Write out exactly the lines from the one containing "What data was" through the last line of the records below, both included, and leave out any pictures.

[start]

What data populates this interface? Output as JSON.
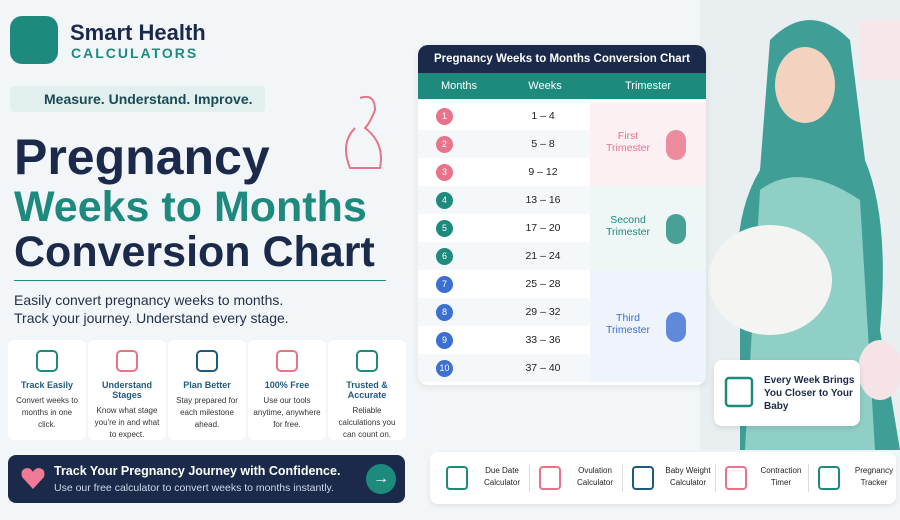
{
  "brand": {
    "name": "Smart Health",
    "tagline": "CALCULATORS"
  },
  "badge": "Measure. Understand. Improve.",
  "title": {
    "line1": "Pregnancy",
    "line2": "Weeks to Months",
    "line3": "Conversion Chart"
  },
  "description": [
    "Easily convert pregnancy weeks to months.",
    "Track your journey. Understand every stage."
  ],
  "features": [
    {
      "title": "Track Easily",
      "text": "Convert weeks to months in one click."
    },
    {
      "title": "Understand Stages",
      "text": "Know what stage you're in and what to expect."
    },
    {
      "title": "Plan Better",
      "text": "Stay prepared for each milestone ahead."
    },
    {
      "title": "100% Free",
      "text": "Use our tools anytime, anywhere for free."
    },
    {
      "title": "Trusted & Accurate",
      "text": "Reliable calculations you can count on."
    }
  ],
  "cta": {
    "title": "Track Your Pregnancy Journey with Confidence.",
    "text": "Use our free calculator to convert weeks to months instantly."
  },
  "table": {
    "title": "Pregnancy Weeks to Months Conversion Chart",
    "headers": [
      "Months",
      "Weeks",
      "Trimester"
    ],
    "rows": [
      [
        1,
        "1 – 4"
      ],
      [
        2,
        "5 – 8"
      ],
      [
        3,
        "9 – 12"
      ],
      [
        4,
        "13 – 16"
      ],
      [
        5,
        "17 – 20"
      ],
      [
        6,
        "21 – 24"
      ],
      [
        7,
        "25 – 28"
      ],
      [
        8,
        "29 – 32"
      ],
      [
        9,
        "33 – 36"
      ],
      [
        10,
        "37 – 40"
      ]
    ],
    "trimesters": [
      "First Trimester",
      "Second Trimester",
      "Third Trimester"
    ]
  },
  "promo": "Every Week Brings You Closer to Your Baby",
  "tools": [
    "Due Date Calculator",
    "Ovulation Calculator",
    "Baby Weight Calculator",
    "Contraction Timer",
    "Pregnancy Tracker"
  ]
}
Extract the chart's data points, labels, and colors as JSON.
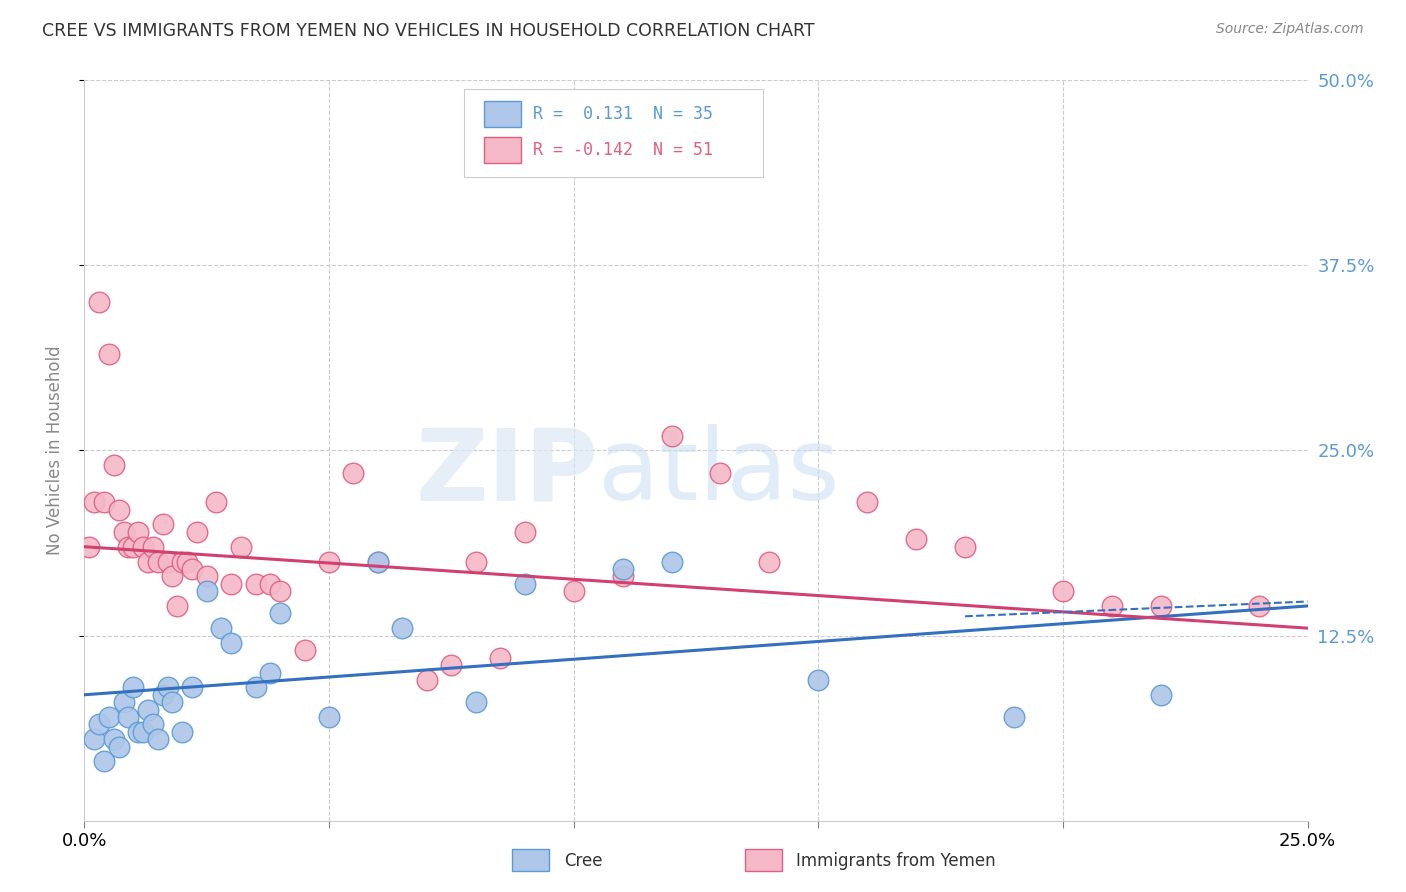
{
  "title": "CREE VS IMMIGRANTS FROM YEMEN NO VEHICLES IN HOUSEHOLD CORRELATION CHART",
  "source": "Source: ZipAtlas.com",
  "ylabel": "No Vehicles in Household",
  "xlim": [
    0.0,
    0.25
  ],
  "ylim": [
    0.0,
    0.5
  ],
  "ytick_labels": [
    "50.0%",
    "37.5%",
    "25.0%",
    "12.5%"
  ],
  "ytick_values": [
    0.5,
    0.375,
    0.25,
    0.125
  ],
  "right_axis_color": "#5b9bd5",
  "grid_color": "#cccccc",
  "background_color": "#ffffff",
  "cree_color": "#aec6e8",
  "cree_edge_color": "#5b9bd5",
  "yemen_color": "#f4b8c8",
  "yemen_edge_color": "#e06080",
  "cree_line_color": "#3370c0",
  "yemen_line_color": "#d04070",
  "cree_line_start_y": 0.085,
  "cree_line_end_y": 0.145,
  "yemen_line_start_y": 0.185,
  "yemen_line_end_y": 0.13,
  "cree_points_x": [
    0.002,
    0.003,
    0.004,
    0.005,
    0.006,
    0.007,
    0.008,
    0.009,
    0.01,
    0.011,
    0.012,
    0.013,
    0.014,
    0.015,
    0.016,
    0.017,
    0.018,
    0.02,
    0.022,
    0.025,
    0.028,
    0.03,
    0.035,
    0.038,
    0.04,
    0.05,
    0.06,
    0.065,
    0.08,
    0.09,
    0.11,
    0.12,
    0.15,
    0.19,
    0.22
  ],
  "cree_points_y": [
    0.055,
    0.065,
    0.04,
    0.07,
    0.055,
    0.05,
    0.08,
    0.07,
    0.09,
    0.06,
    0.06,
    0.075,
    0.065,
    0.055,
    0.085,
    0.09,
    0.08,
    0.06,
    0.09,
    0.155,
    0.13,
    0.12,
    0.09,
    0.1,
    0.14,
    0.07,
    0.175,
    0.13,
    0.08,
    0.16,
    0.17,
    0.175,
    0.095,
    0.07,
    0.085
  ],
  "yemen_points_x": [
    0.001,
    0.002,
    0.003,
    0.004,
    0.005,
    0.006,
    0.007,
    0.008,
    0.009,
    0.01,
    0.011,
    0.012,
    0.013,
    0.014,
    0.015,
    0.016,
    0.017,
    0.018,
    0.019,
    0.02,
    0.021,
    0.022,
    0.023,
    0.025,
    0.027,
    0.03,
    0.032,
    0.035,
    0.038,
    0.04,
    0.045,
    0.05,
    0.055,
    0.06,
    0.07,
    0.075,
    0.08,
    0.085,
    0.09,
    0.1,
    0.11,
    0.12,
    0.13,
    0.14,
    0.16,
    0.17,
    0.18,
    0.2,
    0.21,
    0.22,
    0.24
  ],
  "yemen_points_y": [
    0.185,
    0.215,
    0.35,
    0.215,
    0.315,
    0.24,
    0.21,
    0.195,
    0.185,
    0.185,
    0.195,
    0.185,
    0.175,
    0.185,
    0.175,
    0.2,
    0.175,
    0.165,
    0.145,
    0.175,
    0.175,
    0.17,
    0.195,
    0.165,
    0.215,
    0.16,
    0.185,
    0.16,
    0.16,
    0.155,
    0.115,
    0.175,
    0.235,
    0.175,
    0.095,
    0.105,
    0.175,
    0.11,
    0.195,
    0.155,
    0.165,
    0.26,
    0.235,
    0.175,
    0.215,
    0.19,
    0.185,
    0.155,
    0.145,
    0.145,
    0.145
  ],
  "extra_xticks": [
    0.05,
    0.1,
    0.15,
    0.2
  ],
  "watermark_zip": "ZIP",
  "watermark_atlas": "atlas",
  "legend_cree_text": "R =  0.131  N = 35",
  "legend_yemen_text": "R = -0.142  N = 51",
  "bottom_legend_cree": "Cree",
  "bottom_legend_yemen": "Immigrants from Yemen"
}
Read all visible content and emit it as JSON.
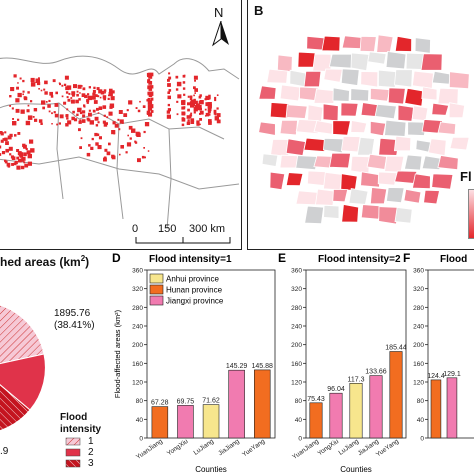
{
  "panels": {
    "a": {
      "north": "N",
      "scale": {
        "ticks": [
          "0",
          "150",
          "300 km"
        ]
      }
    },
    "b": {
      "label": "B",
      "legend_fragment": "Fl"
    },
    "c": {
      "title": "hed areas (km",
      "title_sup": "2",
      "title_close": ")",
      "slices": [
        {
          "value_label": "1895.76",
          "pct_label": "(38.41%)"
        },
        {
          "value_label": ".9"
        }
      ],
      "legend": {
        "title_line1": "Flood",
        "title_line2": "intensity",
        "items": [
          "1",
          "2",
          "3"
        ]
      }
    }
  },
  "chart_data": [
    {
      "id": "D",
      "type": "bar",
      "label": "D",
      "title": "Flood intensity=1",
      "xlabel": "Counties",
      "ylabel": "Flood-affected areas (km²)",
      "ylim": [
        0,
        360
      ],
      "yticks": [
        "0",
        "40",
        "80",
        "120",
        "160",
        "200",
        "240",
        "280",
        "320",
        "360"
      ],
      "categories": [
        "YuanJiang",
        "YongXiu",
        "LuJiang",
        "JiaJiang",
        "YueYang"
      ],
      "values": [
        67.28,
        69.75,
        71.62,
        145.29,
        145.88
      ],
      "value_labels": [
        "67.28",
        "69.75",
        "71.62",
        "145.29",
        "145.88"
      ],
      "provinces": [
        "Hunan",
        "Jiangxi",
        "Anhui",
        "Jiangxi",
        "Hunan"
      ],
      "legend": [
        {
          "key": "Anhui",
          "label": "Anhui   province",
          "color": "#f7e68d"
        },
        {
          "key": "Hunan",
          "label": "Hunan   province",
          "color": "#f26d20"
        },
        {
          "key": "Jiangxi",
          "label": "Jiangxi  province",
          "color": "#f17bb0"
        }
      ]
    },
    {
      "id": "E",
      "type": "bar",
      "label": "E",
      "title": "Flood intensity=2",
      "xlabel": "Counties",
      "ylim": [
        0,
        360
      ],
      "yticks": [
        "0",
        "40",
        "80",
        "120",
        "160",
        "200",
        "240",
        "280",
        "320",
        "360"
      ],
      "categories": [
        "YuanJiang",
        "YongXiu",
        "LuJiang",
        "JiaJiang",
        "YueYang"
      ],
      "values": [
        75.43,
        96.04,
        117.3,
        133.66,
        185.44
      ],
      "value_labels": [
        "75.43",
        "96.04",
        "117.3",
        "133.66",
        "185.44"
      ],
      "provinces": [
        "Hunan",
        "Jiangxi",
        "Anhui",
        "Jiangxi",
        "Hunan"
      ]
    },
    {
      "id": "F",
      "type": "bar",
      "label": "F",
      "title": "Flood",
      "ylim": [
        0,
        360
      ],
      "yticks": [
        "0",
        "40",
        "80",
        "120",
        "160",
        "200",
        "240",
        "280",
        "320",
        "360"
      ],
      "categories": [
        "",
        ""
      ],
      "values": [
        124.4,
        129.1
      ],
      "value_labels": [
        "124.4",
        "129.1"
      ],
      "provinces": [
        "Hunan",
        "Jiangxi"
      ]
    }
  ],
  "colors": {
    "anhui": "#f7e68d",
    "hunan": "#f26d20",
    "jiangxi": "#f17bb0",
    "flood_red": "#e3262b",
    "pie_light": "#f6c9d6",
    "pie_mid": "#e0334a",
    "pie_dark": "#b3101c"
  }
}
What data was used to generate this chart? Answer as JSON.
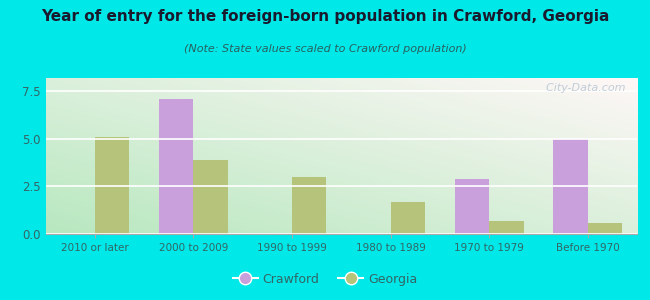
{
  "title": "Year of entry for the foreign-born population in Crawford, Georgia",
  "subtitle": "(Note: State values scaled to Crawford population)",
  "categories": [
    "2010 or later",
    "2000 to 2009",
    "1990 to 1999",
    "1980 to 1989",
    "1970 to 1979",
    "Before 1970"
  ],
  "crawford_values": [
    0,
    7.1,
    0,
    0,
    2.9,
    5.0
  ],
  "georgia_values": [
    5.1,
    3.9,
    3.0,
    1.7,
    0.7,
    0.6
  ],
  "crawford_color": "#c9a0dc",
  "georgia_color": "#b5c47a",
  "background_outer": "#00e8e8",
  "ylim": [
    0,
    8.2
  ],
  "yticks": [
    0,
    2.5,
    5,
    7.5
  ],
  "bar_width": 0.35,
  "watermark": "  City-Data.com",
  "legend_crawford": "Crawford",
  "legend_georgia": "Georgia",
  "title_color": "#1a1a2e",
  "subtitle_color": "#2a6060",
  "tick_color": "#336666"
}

[end]

- [Task output]:
What data was used to generate this chart? Answer as JSON.
{
  "title": "Year of entry for the foreign-born population in Crawford, Georgia",
  "subtitle": "(Note: State values scaled to Crawford population)",
  "categories": [
    "2010 or later",
    "2000 to 2009",
    "1990 to 1999",
    "1980 to 1989",
    "1970 to 1979",
    "Before 1970"
  ],
  "crawford_values": [
    0,
    7.1,
    0,
    0,
    2.9,
    5.0
  ],
  "georgia_values": [
    5.1,
    3.9,
    3.0,
    1.7,
    0.7,
    0.6
  ],
  "crawford_color": "#c9a0dc",
  "georgia_color": "#b5c47a",
  "background_outer": "#00e8e8",
  "ylim": [
    0,
    8.2
  ],
  "yticks": [
    0,
    2.5,
    5,
    7.5
  ],
  "bar_width": 0.35,
  "watermark": "  City-Data.com",
  "legend_crawford": "Crawford",
  "legend_georgia": "Georgia",
  "title_color": "#1a1a2e",
  "subtitle_color": "#2a6060",
  "tick_color": "#336666"
}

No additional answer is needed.